··· Material supplied ···

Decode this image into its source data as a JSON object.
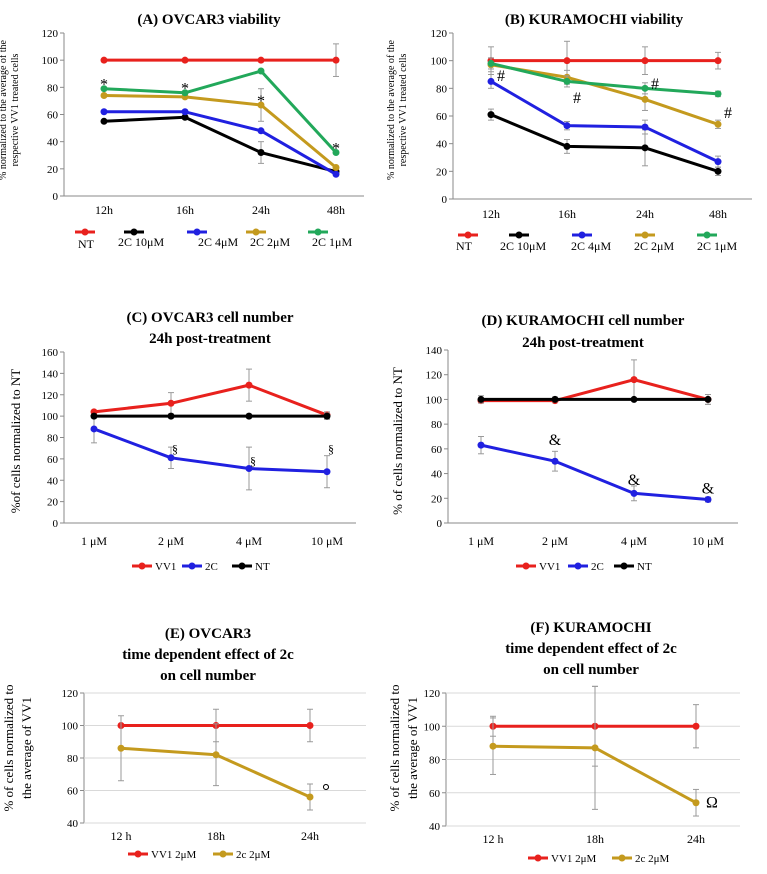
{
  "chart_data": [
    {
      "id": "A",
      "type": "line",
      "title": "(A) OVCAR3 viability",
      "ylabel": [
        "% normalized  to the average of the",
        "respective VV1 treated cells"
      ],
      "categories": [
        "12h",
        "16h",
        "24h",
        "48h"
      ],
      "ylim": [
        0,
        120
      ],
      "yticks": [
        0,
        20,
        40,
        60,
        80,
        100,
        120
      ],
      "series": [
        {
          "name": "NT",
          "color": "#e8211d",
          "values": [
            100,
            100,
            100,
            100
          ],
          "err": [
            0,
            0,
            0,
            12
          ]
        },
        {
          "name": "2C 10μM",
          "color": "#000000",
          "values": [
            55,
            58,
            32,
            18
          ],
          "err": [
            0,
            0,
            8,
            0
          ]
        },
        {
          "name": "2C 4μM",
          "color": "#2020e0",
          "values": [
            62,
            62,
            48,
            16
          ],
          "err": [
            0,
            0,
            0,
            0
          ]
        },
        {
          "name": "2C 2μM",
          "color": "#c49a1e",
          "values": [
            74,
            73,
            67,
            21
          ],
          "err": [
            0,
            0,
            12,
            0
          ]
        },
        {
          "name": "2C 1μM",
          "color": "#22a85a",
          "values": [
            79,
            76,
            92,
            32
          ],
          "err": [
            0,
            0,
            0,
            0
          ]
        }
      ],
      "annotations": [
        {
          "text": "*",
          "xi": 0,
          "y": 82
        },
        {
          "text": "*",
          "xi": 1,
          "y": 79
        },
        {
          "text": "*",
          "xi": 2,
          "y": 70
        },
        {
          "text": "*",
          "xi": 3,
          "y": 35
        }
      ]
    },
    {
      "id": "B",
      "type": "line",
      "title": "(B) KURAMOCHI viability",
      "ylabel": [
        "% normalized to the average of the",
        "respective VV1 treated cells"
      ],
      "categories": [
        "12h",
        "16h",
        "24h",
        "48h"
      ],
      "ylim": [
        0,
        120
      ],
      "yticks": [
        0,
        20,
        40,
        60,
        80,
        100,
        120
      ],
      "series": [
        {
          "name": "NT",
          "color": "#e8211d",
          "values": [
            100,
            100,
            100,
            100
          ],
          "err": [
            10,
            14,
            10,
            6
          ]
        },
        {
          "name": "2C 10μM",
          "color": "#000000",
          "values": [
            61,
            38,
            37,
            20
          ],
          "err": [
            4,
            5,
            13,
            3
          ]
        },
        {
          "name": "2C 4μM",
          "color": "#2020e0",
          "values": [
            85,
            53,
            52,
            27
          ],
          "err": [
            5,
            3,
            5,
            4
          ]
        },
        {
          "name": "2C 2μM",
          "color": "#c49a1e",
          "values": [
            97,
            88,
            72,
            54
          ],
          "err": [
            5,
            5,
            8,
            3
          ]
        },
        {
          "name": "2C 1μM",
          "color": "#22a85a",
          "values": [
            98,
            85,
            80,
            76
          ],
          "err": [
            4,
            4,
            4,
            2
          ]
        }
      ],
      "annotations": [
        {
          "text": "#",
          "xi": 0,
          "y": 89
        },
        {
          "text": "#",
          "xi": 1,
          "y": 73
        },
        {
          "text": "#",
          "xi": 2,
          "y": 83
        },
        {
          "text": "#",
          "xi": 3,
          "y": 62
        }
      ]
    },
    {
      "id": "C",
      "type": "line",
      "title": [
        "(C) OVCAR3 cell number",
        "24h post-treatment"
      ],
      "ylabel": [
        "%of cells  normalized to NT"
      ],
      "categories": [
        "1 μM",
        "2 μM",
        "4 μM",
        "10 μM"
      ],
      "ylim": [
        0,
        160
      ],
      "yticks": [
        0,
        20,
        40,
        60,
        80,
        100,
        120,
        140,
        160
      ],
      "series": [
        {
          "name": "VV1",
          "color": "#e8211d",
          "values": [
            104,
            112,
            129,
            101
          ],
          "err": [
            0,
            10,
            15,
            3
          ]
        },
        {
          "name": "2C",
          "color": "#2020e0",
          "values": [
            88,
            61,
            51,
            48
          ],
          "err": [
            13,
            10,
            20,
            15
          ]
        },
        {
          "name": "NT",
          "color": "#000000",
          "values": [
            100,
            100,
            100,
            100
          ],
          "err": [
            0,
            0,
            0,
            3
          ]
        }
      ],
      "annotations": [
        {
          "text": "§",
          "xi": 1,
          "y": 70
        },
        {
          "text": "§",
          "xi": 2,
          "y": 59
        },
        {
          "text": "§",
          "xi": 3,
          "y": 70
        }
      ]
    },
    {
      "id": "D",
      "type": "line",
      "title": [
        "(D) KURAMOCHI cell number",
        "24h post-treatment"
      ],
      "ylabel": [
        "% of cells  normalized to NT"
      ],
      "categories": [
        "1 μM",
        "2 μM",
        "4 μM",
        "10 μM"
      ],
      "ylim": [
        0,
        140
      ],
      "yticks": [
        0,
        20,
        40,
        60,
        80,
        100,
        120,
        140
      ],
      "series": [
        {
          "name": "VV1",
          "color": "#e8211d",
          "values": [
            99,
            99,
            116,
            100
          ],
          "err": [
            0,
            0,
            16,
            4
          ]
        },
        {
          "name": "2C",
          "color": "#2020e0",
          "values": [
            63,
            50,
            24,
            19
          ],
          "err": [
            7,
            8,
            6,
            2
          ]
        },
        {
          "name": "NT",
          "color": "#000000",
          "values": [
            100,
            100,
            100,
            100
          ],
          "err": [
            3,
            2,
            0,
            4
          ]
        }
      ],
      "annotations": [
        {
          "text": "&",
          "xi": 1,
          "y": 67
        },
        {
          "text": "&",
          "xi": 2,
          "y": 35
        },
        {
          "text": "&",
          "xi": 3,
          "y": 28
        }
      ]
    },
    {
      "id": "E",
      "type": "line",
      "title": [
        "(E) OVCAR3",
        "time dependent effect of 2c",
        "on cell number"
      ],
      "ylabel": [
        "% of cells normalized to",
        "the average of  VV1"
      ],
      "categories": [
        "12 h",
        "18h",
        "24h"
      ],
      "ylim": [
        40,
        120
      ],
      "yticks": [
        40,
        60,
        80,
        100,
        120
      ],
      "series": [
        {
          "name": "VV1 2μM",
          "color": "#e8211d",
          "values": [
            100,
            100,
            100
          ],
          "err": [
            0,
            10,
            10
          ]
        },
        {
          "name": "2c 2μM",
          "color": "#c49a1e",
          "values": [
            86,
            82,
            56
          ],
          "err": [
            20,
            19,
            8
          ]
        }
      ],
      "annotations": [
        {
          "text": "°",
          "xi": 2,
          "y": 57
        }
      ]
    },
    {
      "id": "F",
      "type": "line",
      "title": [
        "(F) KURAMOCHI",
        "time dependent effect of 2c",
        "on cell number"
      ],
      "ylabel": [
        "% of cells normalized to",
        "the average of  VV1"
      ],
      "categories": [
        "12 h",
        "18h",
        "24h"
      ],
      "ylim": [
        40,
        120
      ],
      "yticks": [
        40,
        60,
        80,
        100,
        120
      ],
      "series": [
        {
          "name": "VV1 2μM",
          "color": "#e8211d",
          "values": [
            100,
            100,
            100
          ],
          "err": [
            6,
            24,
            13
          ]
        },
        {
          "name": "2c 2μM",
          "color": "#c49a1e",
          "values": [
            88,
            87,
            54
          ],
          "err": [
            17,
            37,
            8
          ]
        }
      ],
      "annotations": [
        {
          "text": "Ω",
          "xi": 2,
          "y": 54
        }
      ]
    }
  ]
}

···

To do: Would you transcribe all of the data exactly, apart from its pictures?

Exercise answer:
Decode this image into its source data as a JSON object.
{
  "chart_data": [
    {
      "id": "A",
      "type": "line",
      "title": "(A) OVCAR3 viability",
      "ylabel": [
        "% normalized  to the average of the",
        "respective VV1 treated cells"
      ],
      "categories": [
        "12h",
        "16h",
        "24h",
        "48h"
      ],
      "ylim": [
        0,
        120
      ],
      "yticks": [
        0,
        20,
        40,
        60,
        80,
        100,
        120
      ],
      "series": [
        {
          "name": "NT",
          "color": "#e8211d",
          "values": [
            100,
            100,
            100,
            100
          ],
          "err": [
            0,
            0,
            0,
            12
          ]
        },
        {
          "name": "2C 10μM",
          "color": "#000000",
          "values": [
            55,
            58,
            32,
            18
          ],
          "err": [
            0,
            0,
            8,
            0
          ]
        },
        {
          "name": "2C 4μM",
          "color": "#2020e0",
          "values": [
            62,
            62,
            48,
            16
          ],
          "err": [
            0,
            0,
            0,
            0
          ]
        },
        {
          "name": "2C 2μM",
          "color": "#c49a1e",
          "values": [
            74,
            73,
            67,
            21
          ],
          "err": [
            0,
            0,
            12,
            0
          ]
        },
        {
          "name": "2C 1μM",
          "color": "#22a85a",
          "values": [
            79,
            76,
            92,
            32
          ],
          "err": [
            0,
            0,
            0,
            0
          ]
        }
      ],
      "annotations": [
        {
          "text": "*",
          "xi": 0,
          "y": 82
        },
        {
          "text": "*",
          "xi": 1,
          "y": 79
        },
        {
          "text": "*",
          "xi": 2,
          "y": 70
        },
        {
          "text": "*",
          "xi": 3,
          "y": 35
        }
      ]
    },
    {
      "id": "B",
      "type": "line",
      "title": "(B) KURAMOCHI viability",
      "ylabel": [
        "% normalized to the average of the",
        "respective VV1 treated cells"
      ],
      "categories": [
        "12h",
        "16h",
        "24h",
        "48h"
      ],
      "ylim": [
        0,
        120
      ],
      "yticks": [
        0,
        20,
        40,
        60,
        80,
        100,
        120
      ],
      "series": [
        {
          "name": "NT",
          "color": "#e8211d",
          "values": [
            100,
            100,
            100,
            100
          ],
          "err": [
            10,
            14,
            10,
            6
          ]
        },
        {
          "name": "2C 10μM",
          "color": "#000000",
          "values": [
            61,
            38,
            37,
            20
          ],
          "err": [
            4,
            5,
            13,
            3
          ]
        },
        {
          "name": "2C 4μM",
          "color": "#2020e0",
          "values": [
            85,
            53,
            52,
            27
          ],
          "err": [
            5,
            3,
            5,
            4
          ]
        },
        {
          "name": "2C 2μM",
          "color": "#c49a1e",
          "values": [
            97,
            88,
            72,
            54
          ],
          "err": [
            5,
            5,
            8,
            3
          ]
        },
        {
          "name": "2C 1μM",
          "color": "#22a85a",
          "values": [
            98,
            85,
            80,
            76
          ],
          "err": [
            4,
            4,
            4,
            2
          ]
        }
      ],
      "annotations": [
        {
          "text": "#",
          "xi": 0,
          "y": 89
        },
        {
          "text": "#",
          "xi": 1,
          "y": 73
        },
        {
          "text": "#",
          "xi": 2,
          "y": 83
        },
        {
          "text": "#",
          "xi": 3,
          "y": 62
        }
      ]
    },
    {
      "id": "C",
      "type": "line",
      "title": [
        "(C) OVCAR3 cell number",
        "24h post-treatment"
      ],
      "ylabel": [
        "%of cells  normalized to NT"
      ],
      "categories": [
        "1 μM",
        "2 μM",
        "4 μM",
        "10 μM"
      ],
      "ylim": [
        0,
        160
      ],
      "yticks": [
        0,
        20,
        40,
        60,
        80,
        100,
        120,
        140,
        160
      ],
      "series": [
        {
          "name": "VV1",
          "color": "#e8211d",
          "values": [
            104,
            112,
            129,
            101
          ],
          "err": [
            0,
            10,
            15,
            3
          ]
        },
        {
          "name": "2C",
          "color": "#2020e0",
          "values": [
            88,
            61,
            51,
            48
          ],
          "err": [
            13,
            10,
            20,
            15
          ]
        },
        {
          "name": "NT",
          "color": "#000000",
          "values": [
            100,
            100,
            100,
            100
          ],
          "err": [
            0,
            0,
            0,
            3
          ]
        }
      ],
      "annotations": [
        {
          "text": "§",
          "xi": 1,
          "y": 70
        },
        {
          "text": "§",
          "xi": 2,
          "y": 59
        },
        {
          "text": "§",
          "xi": 3,
          "y": 70
        }
      ]
    },
    {
      "id": "D",
      "type": "line",
      "title": [
        "(D) KURAMOCHI cell number",
        "24h post-treatment"
      ],
      "ylabel": [
        "% of cells  normalized to NT"
      ],
      "categories": [
        "1 μM",
        "2 μM",
        "4 μM",
        "10 μM"
      ],
      "ylim": [
        0,
        140
      ],
      "yticks": [
        0,
        20,
        40,
        60,
        80,
        100,
        120,
        140
      ],
      "series": [
        {
          "name": "VV1",
          "color": "#e8211d",
          "values": [
            99,
            99,
            116,
            100
          ],
          "err": [
            0,
            0,
            16,
            4
          ]
        },
        {
          "name": "2C",
          "color": "#2020e0",
          "values": [
            63,
            50,
            24,
            19
          ],
          "err": [
            7,
            8,
            6,
            2
          ]
        },
        {
          "name": "NT",
          "color": "#000000",
          "values": [
            100,
            100,
            100,
            100
          ],
          "err": [
            3,
            2,
            0,
            4
          ]
        }
      ],
      "annotations": [
        {
          "text": "&",
          "xi": 1,
          "y": 67
        },
        {
          "text": "&",
          "xi": 2,
          "y": 35
        },
        {
          "text": "&",
          "xi": 3,
          "y": 28
        }
      ]
    },
    {
      "id": "E",
      "type": "line",
      "title": [
        "(E) OVCAR3",
        "time dependent effect of 2c",
        "on cell number"
      ],
      "ylabel": [
        "% of cells normalized to",
        "the average of  VV1"
      ],
      "categories": [
        "12 h",
        "18h",
        "24h"
      ],
      "ylim": [
        40,
        120
      ],
      "yticks": [
        40,
        60,
        80,
        100,
        120
      ],
      "series": [
        {
          "name": "VV1 2μM",
          "color": "#e8211d",
          "values": [
            100,
            100,
            100
          ],
          "err": [
            0,
            10,
            10
          ]
        },
        {
          "name": "2c 2μM",
          "color": "#c49a1e",
          "values": [
            86,
            82,
            56
          ],
          "err": [
            20,
            19,
            8
          ]
        }
      ],
      "annotations": [
        {
          "text": "°",
          "xi": 2,
          "y": 57
        }
      ]
    },
    {
      "id": "F",
      "type": "line",
      "title": [
        "(F) KURAMOCHI",
        "time dependent effect of 2c",
        "on cell number"
      ],
      "ylabel": [
        "% of cells normalized to",
        "the average of  VV1"
      ],
      "categories": [
        "12 h",
        "18h",
        "24h"
      ],
      "ylim": [
        40,
        120
      ],
      "yticks": [
        40,
        60,
        80,
        100,
        120
      ],
      "series": [
        {
          "name": "VV1 2μM",
          "color": "#e8211d",
          "values": [
            100,
            100,
            100
          ],
          "err": [
            6,
            24,
            13
          ]
        },
        {
          "name": "2c 2μM",
          "color": "#c49a1e",
          "values": [
            88,
            87,
            54
          ],
          "err": [
            17,
            37,
            8
          ]
        }
      ],
      "annotations": [
        {
          "text": "Ω",
          "xi": 2,
          "y": 54
        }
      ]
    }
  ]
}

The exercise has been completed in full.